• [TRECHO SELECIONADO]:
──────────────────────────────
Aplique `CountVectorizer` ao _data set_ `newsgroups` e descubra o número de vezes que a palavra _phone_ aparece no corpus. Responda como um único escalar.

In [52]:
from sklearn.datasets import fetch_20newsgroups
categories = ['sci.electronics', 'comp.graphics', 'rec.motorcycles']
newsgroup = fetch_20newsgroups(subset="train", categories=categories, shuffle=True, random_state=42)

In [53]:
def q6():
    from sklearn.feature_extraction.text import CountVectorizer
    vectorizer = CountVectorizer()
    newsgroup_count = vectorizer.fit_transform(newsgroup.data)
    return int(newsgroup_count[:, vectorizer.vocabulary_.get('phone')].sum())
q6()
──────────────────────────────
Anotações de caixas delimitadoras
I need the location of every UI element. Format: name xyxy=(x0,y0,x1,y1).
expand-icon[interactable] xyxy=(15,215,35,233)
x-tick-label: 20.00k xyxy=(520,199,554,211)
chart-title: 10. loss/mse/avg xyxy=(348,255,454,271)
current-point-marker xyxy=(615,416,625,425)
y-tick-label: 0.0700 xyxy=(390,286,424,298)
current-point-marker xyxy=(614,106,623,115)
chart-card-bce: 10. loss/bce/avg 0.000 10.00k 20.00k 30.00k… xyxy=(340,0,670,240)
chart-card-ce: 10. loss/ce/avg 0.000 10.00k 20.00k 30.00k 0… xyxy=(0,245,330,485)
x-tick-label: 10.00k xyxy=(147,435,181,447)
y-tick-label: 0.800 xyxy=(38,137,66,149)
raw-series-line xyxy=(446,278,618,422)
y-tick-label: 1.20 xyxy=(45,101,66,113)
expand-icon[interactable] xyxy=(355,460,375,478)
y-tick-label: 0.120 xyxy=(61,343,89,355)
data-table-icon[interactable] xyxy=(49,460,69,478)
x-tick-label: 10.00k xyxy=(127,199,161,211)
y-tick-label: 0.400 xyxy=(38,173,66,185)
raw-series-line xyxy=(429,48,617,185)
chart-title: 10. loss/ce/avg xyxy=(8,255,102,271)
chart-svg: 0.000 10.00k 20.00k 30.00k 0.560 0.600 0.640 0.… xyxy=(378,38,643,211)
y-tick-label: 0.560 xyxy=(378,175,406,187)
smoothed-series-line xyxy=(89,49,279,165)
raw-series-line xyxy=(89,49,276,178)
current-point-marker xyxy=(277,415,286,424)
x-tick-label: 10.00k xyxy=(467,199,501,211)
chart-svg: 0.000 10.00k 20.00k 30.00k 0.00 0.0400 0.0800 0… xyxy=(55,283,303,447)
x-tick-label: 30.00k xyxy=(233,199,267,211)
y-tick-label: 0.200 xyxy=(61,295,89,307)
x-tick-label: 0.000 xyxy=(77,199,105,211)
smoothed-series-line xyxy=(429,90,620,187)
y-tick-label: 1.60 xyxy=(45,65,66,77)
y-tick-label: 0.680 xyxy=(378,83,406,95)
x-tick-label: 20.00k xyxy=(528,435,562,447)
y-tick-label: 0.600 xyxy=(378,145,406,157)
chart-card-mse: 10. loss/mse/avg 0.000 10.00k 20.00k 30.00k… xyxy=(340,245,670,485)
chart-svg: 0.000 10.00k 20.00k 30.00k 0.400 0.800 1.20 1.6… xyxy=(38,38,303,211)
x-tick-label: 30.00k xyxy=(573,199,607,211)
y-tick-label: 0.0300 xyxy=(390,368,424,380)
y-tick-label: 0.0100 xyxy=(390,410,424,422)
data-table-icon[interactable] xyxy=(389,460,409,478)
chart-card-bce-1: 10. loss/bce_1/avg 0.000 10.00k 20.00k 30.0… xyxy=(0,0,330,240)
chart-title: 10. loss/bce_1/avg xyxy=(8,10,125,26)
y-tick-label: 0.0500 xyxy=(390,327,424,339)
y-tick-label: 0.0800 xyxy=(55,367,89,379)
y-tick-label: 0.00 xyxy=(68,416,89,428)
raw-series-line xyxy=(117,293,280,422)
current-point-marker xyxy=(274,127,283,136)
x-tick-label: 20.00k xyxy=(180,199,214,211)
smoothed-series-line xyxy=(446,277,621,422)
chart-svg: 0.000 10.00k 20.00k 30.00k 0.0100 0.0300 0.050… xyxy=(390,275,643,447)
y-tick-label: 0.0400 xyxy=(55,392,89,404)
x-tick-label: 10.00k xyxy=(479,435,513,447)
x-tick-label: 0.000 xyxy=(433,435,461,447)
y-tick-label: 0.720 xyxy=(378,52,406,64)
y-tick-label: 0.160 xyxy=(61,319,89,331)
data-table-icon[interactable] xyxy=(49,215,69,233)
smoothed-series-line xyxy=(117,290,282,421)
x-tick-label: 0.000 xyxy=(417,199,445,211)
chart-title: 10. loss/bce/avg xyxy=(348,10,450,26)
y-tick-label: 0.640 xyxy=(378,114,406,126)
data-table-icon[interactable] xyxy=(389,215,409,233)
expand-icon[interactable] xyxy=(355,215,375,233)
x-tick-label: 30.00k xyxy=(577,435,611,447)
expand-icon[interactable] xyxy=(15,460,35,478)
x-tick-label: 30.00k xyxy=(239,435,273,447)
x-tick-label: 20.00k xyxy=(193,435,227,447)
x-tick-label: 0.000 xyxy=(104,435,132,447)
──────────────────────────────
• [TRABALHO A FAZER]:
1 - Reproduza fielmente as linhas dos registros, começando pela primeira delas e indo até a linha que contém "y-tick-label: 0.0700 xyxy=(390,286,424,298)", com ambas as extremidades incluídas.
2 - Dê sequência ao texto sobre o uso do CountVectorizer no corpus newsgroups a partir do ponto em que ele termina.
O texto e os registros não guardam nenhuma relação entre si.

• [RESULTADOS POR TAREFA]:
1 -
I need the location of every UI element. Format: name xyxy=(x0,y0,x1,y1).
expand-icon[interactable] xyxy=(15,215,35,233)
x-tick-label: 20.00k xyxy=(520,199,554,211)
chart-title: 10. loss/mse/avg xyxy=(348,255,454,271)
current-point-marker xyxy=(615,416,625,425)
y-tick-label: 0.0700 xyxy=(390,286,424,298)

2 -
213

## Questão 7

Aplique `TfidfVectorizer` ao _data set_ `newsgroups` e descubra o TF-IDF da palavra _phone_. Responda como um único escalar arredondado para três casas decimais.

In [54]:
def q7():
    from sklearn.feature_extraction.text import TfidfVectorizer
    vectorizer = TfidfVectorizer()
    newsgroup_tfidf = vectorizer.fit_transform(newsgroup.data)
    return float(round(newsgroup_tfidf[:, vectorizer.vocabulary_.get('phone')].sum(), 3))
q7()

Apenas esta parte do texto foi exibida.